◆ **INPUT**:
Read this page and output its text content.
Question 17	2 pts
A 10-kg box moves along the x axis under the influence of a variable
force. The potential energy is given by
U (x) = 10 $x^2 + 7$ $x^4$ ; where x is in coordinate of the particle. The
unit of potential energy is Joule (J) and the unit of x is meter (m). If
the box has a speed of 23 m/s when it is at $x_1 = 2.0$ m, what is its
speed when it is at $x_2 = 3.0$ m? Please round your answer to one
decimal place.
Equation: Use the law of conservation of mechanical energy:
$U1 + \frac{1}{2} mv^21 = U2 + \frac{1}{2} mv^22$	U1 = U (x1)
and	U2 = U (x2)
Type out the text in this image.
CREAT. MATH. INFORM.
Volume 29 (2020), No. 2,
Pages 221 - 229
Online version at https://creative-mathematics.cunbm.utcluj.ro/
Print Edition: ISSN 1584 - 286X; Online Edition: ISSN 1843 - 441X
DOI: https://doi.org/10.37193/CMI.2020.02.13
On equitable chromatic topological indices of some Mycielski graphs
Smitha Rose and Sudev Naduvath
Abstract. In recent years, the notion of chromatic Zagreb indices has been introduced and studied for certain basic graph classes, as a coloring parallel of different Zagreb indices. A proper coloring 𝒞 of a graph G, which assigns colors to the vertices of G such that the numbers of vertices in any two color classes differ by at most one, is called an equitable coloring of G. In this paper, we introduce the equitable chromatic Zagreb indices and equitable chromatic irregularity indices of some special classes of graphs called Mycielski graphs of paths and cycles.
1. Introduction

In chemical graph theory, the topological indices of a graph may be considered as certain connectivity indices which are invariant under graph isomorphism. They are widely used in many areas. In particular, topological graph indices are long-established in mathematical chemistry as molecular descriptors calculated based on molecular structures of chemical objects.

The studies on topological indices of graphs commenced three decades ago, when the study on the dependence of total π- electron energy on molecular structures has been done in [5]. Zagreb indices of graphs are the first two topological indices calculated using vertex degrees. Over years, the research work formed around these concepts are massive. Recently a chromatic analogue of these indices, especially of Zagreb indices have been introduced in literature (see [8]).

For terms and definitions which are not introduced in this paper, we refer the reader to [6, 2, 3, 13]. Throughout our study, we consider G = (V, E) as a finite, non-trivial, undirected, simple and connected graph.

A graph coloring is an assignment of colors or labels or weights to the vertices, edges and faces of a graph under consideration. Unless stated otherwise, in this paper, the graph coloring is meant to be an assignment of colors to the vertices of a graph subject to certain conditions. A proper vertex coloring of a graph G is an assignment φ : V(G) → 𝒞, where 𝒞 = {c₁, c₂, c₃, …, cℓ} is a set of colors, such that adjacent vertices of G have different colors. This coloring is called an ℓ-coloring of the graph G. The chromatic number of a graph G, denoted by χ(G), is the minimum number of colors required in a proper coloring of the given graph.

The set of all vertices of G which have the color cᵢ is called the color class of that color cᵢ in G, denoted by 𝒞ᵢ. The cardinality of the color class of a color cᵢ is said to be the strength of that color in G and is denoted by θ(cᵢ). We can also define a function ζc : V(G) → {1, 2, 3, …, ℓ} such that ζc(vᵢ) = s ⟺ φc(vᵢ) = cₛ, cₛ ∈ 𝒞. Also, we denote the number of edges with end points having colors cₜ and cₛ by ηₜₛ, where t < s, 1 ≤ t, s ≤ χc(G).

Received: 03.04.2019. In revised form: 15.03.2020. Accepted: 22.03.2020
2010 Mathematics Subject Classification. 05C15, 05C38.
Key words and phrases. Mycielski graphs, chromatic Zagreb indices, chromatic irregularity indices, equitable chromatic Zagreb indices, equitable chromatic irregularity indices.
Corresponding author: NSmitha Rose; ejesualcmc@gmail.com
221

--

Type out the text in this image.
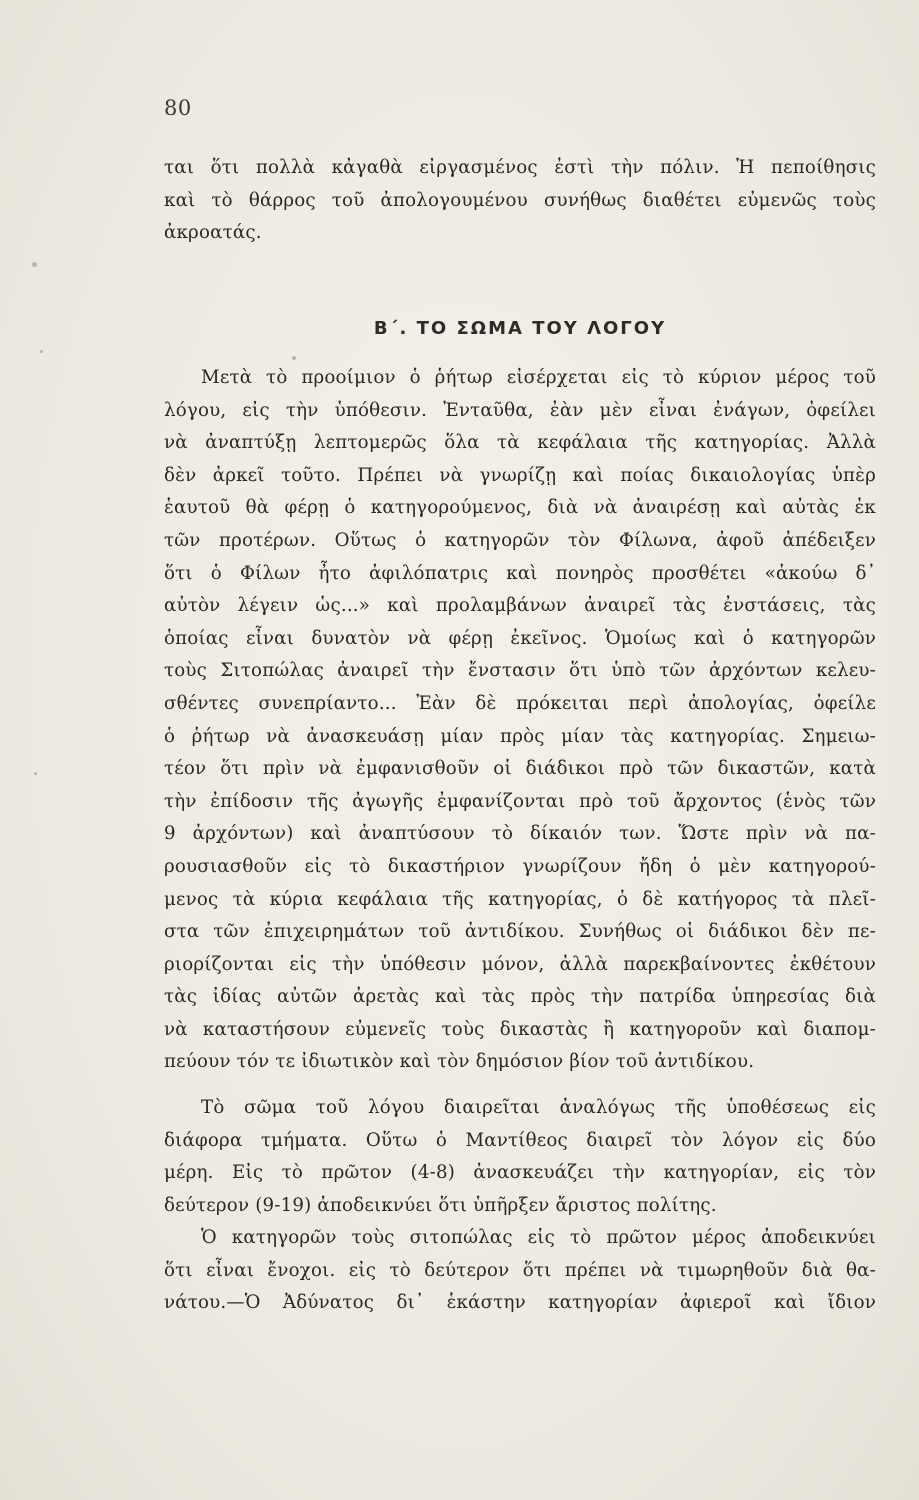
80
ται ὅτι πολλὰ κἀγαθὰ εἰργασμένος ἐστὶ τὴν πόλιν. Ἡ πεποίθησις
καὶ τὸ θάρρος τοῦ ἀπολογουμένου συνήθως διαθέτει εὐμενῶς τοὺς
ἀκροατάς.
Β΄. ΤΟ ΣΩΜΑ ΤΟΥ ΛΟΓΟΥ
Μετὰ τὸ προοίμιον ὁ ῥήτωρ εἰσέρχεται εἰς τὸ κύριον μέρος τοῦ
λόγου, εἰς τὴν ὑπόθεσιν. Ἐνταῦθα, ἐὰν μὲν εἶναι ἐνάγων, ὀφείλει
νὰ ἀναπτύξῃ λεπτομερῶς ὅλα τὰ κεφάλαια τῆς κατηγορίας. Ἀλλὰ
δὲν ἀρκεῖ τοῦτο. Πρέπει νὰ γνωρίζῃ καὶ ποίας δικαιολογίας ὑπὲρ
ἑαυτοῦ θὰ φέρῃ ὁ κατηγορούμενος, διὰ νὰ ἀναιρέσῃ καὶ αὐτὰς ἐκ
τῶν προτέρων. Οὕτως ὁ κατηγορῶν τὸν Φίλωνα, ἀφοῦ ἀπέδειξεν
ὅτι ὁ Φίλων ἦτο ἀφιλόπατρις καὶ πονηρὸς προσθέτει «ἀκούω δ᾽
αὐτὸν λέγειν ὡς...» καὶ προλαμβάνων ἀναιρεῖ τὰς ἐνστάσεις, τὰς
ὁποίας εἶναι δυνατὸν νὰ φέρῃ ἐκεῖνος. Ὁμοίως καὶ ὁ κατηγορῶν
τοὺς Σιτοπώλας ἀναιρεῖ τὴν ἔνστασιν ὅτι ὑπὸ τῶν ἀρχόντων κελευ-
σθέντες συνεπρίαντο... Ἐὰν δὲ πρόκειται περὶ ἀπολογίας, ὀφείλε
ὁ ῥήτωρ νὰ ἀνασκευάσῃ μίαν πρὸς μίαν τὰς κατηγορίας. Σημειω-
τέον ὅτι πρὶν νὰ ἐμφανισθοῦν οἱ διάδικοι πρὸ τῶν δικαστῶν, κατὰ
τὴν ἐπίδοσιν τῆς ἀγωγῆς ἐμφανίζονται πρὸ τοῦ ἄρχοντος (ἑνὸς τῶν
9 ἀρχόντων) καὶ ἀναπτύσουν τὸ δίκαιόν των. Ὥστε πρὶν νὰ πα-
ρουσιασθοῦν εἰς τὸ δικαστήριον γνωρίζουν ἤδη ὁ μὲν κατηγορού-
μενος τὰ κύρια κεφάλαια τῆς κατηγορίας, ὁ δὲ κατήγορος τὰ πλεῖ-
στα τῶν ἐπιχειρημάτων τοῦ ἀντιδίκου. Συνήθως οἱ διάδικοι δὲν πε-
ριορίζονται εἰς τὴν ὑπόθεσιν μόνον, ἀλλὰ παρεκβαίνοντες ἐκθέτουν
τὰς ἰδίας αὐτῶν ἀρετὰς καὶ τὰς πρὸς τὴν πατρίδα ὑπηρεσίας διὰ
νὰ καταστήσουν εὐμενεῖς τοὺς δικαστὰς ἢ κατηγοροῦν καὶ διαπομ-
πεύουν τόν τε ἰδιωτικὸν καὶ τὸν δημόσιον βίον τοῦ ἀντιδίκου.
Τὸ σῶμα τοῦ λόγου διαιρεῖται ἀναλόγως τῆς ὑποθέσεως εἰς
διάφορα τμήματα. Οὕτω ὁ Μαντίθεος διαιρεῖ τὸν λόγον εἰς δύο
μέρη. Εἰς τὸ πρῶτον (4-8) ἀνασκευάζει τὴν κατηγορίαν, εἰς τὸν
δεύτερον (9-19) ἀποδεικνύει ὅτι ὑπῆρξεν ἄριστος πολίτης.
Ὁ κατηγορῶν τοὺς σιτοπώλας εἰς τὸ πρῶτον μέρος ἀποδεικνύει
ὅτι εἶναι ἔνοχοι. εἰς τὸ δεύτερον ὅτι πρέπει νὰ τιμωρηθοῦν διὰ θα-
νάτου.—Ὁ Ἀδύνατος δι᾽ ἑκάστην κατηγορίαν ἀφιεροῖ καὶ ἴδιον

◆ **GOAL**: Filter the records down to the lines that contain the string "κατηγορῶν", and copy those lines.

◆ **SOLUTION TO THE EXERCISE**:
τῶν προτέρων. Οὕτως ὁ κατηγορῶν τὸν Φίλωνα, ἀφοῦ ἀπέδειξεν
ὁποίας εἶναι δυνατὸν νὰ φέρῃ ἐκεῖνος. Ὁμοίως καὶ ὁ κατηγορῶν
Ὁ κατηγορῶν τοὺς σιτοπώλας εἰς τὸ πρῶτον μέρος ἀποδεικνύει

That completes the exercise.